Repeat the records below exactly, leaving out any pictures.

## start Data shown

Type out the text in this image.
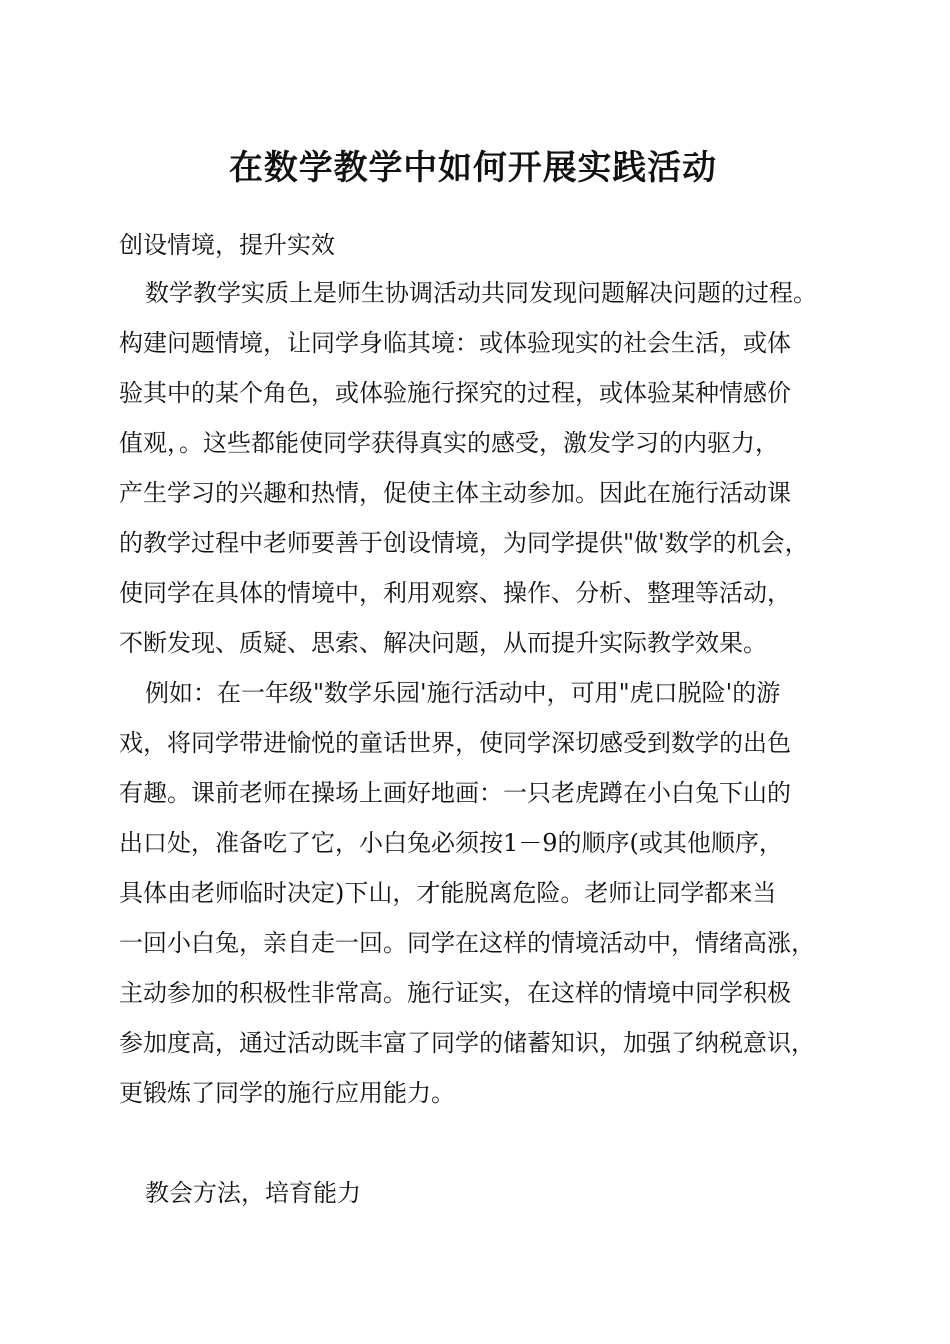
在数学教学中如何开展实践活动
创设情境，提升实效
数学教学实质上是师生协调活动共同发现问题解决问题的过程。
构建问题情境，让同学身临其境：或体验现实的社会生活，或体
验其中的某个角色，或体验施行探究的过程，或体验某种情感价
值观，。这些都能使同学获得真实的感受，激发学习的内驱力，
产生学习的兴趣和热情，促使主体主动参加。因此在施行活动课
的教学过程中老师要善于创设情境，为同学提供"做'数学的机会，
使同学在具体的情境中，利用观察、操作、分析、整理等活动，
不断发现、质疑、思索、解决问题，从而提升实际教学效果。
例如：在一年级"数学乐园'施行活动中，可用"虎口脱险'的游
戏，将同学带进愉悦的童话世界，使同学深切感受到数学的出色
有趣。课前老师在操场上画好地画：一只老虎蹲在小白兔下山的
出口处，准备吃了它，小白兔必须按1－9的顺序(或其他顺序，
具体由老师临时决定)下山，才能脱离危险。老师让同学都来当
一回小白兔，亲自走一回。同学在这样的情境活动中，情绪高涨，
主动参加的积极性非常高。施行证实，在这样的情境中同学积极
参加度高，通过活动既丰富了同学的储蓄知识，加强了纳税意识，
更锻炼了同学的施行应用能力。
教会方法，培育能力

## end Data shown

* [Correct answer]:
Type out the text in this image.
在数学教学中如何开展实践活动
创设情境，提升实效
数学教学实质上是师生协调活动共同发现问题解决问题的过程。
构建问题情境，让同学身临其境：或体验现实的社会生活，或体
验其中的某个角色，或体验施行探究的过程，或体验某种情感价
值观，。这些都能使同学获得真实的感受，激发学习的内驱力，
产生学习的兴趣和热情，促使主体主动参加。因此在施行活动课
的教学过程中老师要善于创设情境，为同学提供"做'数学的机会，
使同学在具体的情境中，利用观察、操作、分析、整理等活动，
不断发现、质疑、思索、解决问题，从而提升实际教学效果。
例如：在一年级"数学乐园'施行活动中，可用"虎口脱险'的游
戏，将同学带进愉悦的童话世界，使同学深切感受到数学的出色
有趣。课前老师在操场上画好地画：一只老虎蹲在小白兔下山的
出口处，准备吃了它，小白兔必须按1－9的顺序(或其他顺序，
具体由老师临时决定)下山，才能脱离危险。老师让同学都来当
一回小白兔，亲自走一回。同学在这样的情境活动中，情绪高涨，
主动参加的积极性非常高。施行证实，在这样的情境中同学积极
参加度高，通过活动既丰富了同学的储蓄知识，加强了纳税意识，
更锻炼了同学的施行应用能力。
教会方法，培育能力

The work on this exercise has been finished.